◆ Records for this exercise:

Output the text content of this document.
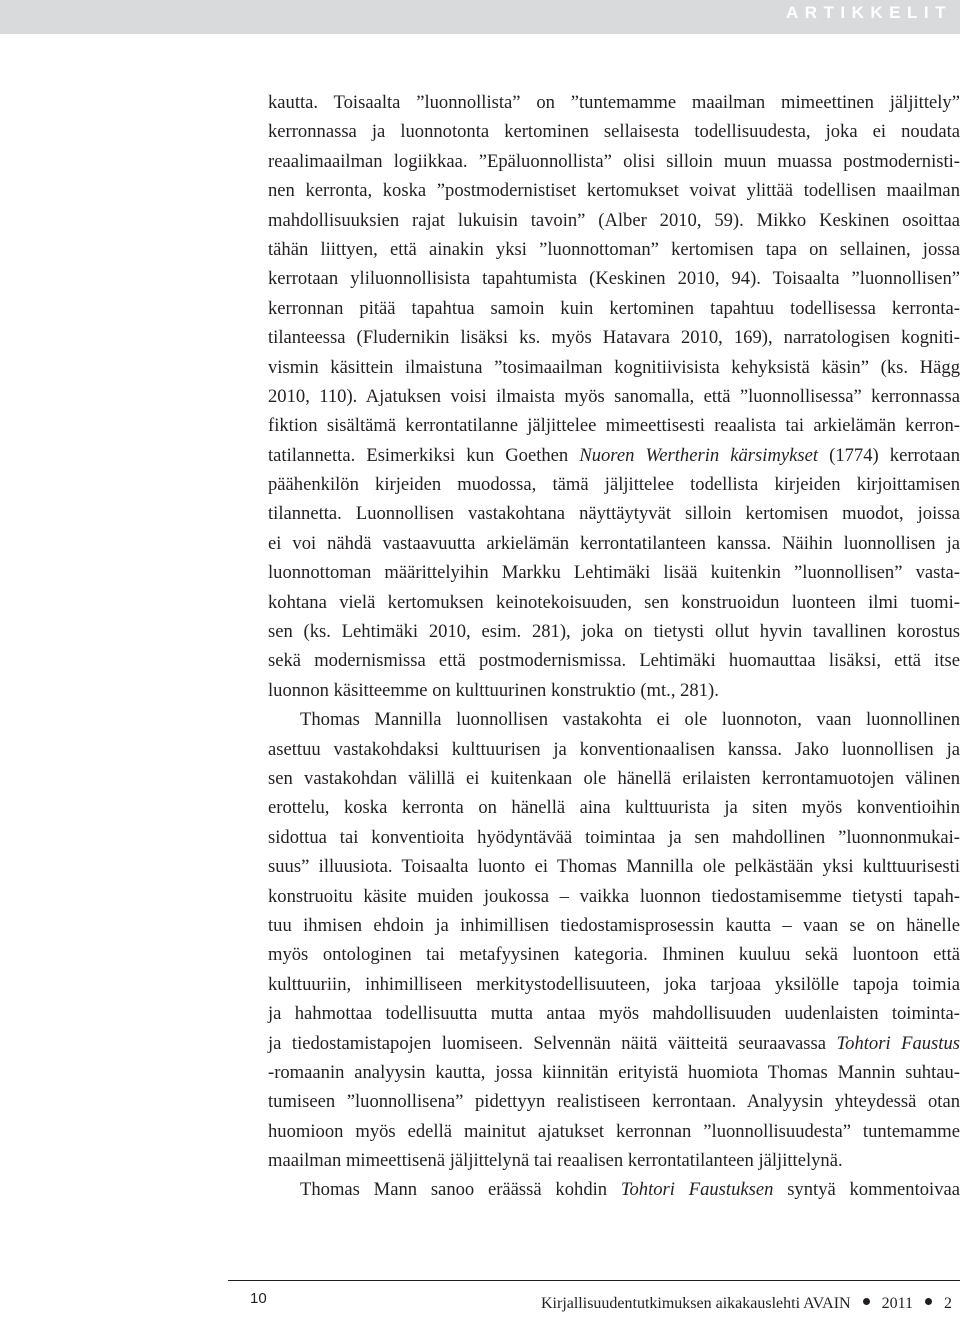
ARTIKKELIT

kautta. Toisaalta ”luonnollista” on ”tuntemamme maailman mimeettinen jäljittely”
kerronnassa ja luonnotonta kertominen sellaisesta todellisuudesta, joka ei noudata
reaalimaailman logiikkaa. ”Epäluonnollista” olisi silloin muun muassa postmodernisti-
nen kerronta, koska ”postmodernistiset kertomukset voivat ylittää todellisen maailman
mahdollisuuksien rajat lukuisin tavoin” (Alber 2010, 59). Mikko Keskinen osoittaa
tähän liittyen, että ainakin yksi ”luonnottoman” kertomisen tapa on sellainen, jossa
kerrotaan yliluonnollisista tapahtumista (Keskinen 2010, 94). Toisaalta ”luonnollisen”
kerronnan pitää tapahtua samoin kuin kertominen tapahtuu todellisessa kerronta-
tilanteessa (Fludernikin lisäksi ks. myös Hatavara 2010, 169), narratologisen kogniti-
vismin käsittein ilmaistuna ”tosimaailman kognitiivisista kehyksistä käsin” (ks. Hägg
2010, 110). Ajatuksen voisi ilmaista myös sanomalla, että ”luonnollisessa” kerronnassa
fiktion sisältämä kerrontatilanne jäljittelee mimeettisesti reaalista tai arkielämän kerron-
tatilannetta. Esimerkiksi kun Goethen Nuoren Wertherin kärsimykset (1774) kerrotaan
päähenkilön kirjeiden muodossa, tämä jäljittelee todellista kirjeiden kirjoittamisen
tilannetta. Luonnollisen vastakohtana näyttäytyvät silloin kertomisen muodot, joissa
ei voi nähdä vastaavuutta arkielämän kerrontatilanteen kanssa. Näihin luonnollisen ja
luonnottoman määrittelyihin Markku Lehtimäki lisää kuitenkin ”luonnollisen” vasta-
kohtana vielä kertomuksen keinotekoisuuden, sen konstruoidun luonteen ilmi tuomi-
sen (ks. Lehtimäki 2010, esim. 281), joka on tietysti ollut hyvin tavallinen korostus
sekä modernismissa että postmodernismissa. Lehtimäki huomauttaa lisäksi, että itse
luonnon käsitteemme on kulttuurinen konstruktio (mt., 281).

Thomas Mannilla luonnollisen vastakohta ei ole luonnoton, vaan luonnollinen
asettuu vastakohdaksi kulttuurisen ja konventionaalisen kanssa. Jako luonnollisen ja
sen vastakohdan välillä ei kuitenkaan ole hänellä erilaisten kerrontamuotojen välinen
erottelu, koska kerronta on hänellä aina kulttuurista ja siten myös konventioihin
sidottua tai konventioita hyödyntävää toimintaa ja sen mahdollinen ”luonnonmukai-
suus” illuusiota. Toisaalta luonto ei Thomas Mannilla ole pelkästään yksi kulttuurisesti
konstruoitu käsite muiden joukossa – vaikka luonnon tiedostamisemme tietysti tapah-
tuu ihmisen ehdoin ja inhimillisen tiedostamisprosessin kautta – vaan se on hänelle
myös ontologinen tai metafyysinen kategoria. Ihminen kuuluu sekä luontoon että
kulttuuriin, inhimilliseen merkitystodellisuuteen, joka tarjoaa yksilölle tapoja toimia
ja hahmottaa todellisuutta mutta antaa myös mahdollisuuden uudenlaisten toiminta-
ja tiedostamistapojen luomiseen. Selvennän näitä väitteitä seuraavassa Tohtori Faustus
-romaanin analyysin kautta, jossa kiinnitän erityistä huomiota Thomas Mannin suhtau-
tumiseen ”luonnollisena” pidettyyn realistiseen kerrontaan. Analyysin yhteydessä otan
huomioon myös edellä mainitut ajatukset kerronnan ”luonnollisuudesta” tuntemamme
maailman mimeettisenä jäljittelynä tai reaalisen kerrontatilanteen jäljittelynä.

Thomas Mann sanoo eräässä kohdin Tohtori Faustuksen syntyä kommentoivaa

10	Kirjallisuudentutkimuksen aikakauslehti AVAIN 2011 2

◆ What you have to do:
Copy all the records above exactly, but leave out the pictures.

◆ Finished exercise:
Output the text content of this document.
ARTIKKELIT

kautta. Toisaalta ”luonnollista” on ”tuntemamme maailman mimeettinen jäljittely”
kerronnassa ja luonnotonta kertominen sellaisesta todellisuudesta, joka ei noudata
reaalimaailman logiikkaa. ”Epäluonnollista” olisi silloin muun muassa postmodernisti-
nen kerronta, koska ”postmodernistiset kertomukset voivat ylittää todellisen maailman
mahdollisuuksien rajat lukuisin tavoin” (Alber 2010, 59). Mikko Keskinen osoittaa
tähän liittyen, että ainakin yksi ”luonnottoman” kertomisen tapa on sellainen, jossa
kerrotaan yliluonnollisista tapahtumista (Keskinen 2010, 94). Toisaalta ”luonnollisen”
kerronnan pitää tapahtua samoin kuin kertominen tapahtuu todellisessa kerronta-
tilanteessa (Fludernikin lisäksi ks. myös Hatavara 2010, 169), narratologisen kogniti-
vismin käsittein ilmaistuna ”tosimaailman kognitiivisista kehyksistä käsin” (ks. Hägg
2010, 110). Ajatuksen voisi ilmaista myös sanomalla, että ”luonnollisessa” kerronnassa
fiktion sisältämä kerrontatilanne jäljittelee mimeettisesti reaalista tai arkielämän kerron-
tatilannetta. Esimerkiksi kun Goethen Nuoren Wertherin kärsimykset (1774) kerrotaan
päähenkilön kirjeiden muodossa, tämä jäljittelee todellista kirjeiden kirjoittamisen
tilannetta. Luonnollisen vastakohtana näyttäytyvät silloin kertomisen muodot, joissa
ei voi nähdä vastaavuutta arkielämän kerrontatilanteen kanssa. Näihin luonnollisen ja
luonnottoman määrittelyihin Markku Lehtimäki lisää kuitenkin ”luonnollisen” vasta-
kohtana vielä kertomuksen keinotekoisuuden, sen konstruoidun luonteen ilmi tuomi-
sen (ks. Lehtimäki 2010, esim. 281), joka on tietysti ollut hyvin tavallinen korostus
sekä modernismissa että postmodernismissa. Lehtimäki huomauttaa lisäksi, että itse
luonnon käsitteemme on kulttuurinen konstruktio (mt., 281).

Thomas Mannilla luonnollisen vastakohta ei ole luonnoton, vaan luonnollinen
asettuu vastakohdaksi kulttuurisen ja konventionaalisen kanssa. Jako luonnollisen ja
sen vastakohdan välillä ei kuitenkaan ole hänellä erilaisten kerrontamuotojen välinen
erottelu, koska kerronta on hänellä aina kulttuurista ja siten myös konventioihin
sidottua tai konventioita hyödyntävää toimintaa ja sen mahdollinen ”luonnonmukai-
suus” illuusiota. Toisaalta luonto ei Thomas Mannilla ole pelkästään yksi kulttuurisesti
konstruoitu käsite muiden joukossa – vaikka luonnon tiedostamisemme tietysti tapah-
tuu ihmisen ehdoin ja inhimillisen tiedostamisprosessin kautta – vaan se on hänelle
myös ontologinen tai metafyysinen kategoria. Ihminen kuuluu sekä luontoon että
kulttuuriin, inhimilliseen merkitystodellisuuteen, joka tarjoaa yksilölle tapoja toimia
ja hahmottaa todellisuutta mutta antaa myös mahdollisuuden uudenlaisten toiminta-
ja tiedostamistapojen luomiseen. Selvennän näitä väitteitä seuraavassa Tohtori Faustus
-romaanin analyysin kautta, jossa kiinnitän erityistä huomiota Thomas Mannin suhtau-
tumiseen ”luonnollisena” pidettyyn realistiseen kerrontaan. Analyysin yhteydessä otan
huomioon myös edellä mainitut ajatukset kerronnan ”luonnollisuudesta” tuntemamme
maailman mimeettisenä jäljittelynä tai reaalisen kerrontatilanteen jäljittelynä.

Thomas Mann sanoo eräässä kohdin Tohtori Faustuksen syntyä kommentoivaa

10	Kirjallisuudentutkimuksen aikakauslehti AVAIN 2011 2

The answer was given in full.